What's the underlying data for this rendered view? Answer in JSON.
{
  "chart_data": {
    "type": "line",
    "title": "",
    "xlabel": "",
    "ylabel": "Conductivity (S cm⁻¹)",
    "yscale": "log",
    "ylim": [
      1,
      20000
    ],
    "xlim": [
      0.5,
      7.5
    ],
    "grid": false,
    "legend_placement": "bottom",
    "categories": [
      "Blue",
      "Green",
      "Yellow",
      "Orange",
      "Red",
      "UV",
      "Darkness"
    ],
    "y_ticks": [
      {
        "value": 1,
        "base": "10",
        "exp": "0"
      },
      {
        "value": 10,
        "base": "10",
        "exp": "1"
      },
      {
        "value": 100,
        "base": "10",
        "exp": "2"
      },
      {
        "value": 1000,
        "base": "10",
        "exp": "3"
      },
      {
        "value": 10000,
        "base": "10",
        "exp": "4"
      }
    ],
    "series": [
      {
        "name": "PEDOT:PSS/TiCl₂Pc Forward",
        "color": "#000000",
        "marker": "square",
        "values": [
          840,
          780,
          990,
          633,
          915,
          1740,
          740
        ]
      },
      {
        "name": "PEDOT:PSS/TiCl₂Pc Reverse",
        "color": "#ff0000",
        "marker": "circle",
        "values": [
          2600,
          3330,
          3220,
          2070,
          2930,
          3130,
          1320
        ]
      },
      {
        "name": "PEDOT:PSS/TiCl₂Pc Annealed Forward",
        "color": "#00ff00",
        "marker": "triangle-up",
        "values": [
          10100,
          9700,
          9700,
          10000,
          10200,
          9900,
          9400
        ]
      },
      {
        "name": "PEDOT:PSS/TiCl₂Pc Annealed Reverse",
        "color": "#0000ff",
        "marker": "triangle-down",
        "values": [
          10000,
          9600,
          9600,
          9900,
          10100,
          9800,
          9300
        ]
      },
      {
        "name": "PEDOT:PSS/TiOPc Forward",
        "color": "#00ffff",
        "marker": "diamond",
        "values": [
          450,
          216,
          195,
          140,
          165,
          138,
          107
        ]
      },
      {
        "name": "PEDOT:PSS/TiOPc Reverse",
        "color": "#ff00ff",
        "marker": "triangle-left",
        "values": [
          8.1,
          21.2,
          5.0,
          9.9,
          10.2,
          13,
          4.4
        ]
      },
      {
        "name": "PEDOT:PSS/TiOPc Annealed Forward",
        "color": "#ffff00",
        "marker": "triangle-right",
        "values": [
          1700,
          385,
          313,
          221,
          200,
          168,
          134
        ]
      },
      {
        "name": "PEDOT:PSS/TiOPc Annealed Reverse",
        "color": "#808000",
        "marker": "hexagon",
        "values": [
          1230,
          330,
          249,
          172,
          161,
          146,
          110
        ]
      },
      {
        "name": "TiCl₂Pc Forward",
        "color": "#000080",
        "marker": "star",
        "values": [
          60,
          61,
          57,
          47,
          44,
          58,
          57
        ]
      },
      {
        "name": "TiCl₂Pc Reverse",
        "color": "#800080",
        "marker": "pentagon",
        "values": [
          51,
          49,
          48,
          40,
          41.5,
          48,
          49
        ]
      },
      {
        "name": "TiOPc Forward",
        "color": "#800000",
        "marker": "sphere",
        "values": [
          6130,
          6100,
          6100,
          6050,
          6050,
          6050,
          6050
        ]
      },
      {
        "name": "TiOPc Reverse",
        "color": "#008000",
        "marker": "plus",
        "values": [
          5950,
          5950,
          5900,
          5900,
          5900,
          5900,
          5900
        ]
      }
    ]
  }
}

Problem statement → Search the records above for "TiOPc". Copy each line where it is found.

Solved problem →
        "name": "PEDOT:PSS/TiOPc Forward",
        "name": "PEDOT:PSS/TiOPc Reverse",
        "name": "PEDOT:PSS/TiOPc Annealed Forward",
        "name": "PEDOT:PSS/TiOPc Annealed Reverse",
        "name": "TiOPc Forward",
        "name": "TiOPc Reverse",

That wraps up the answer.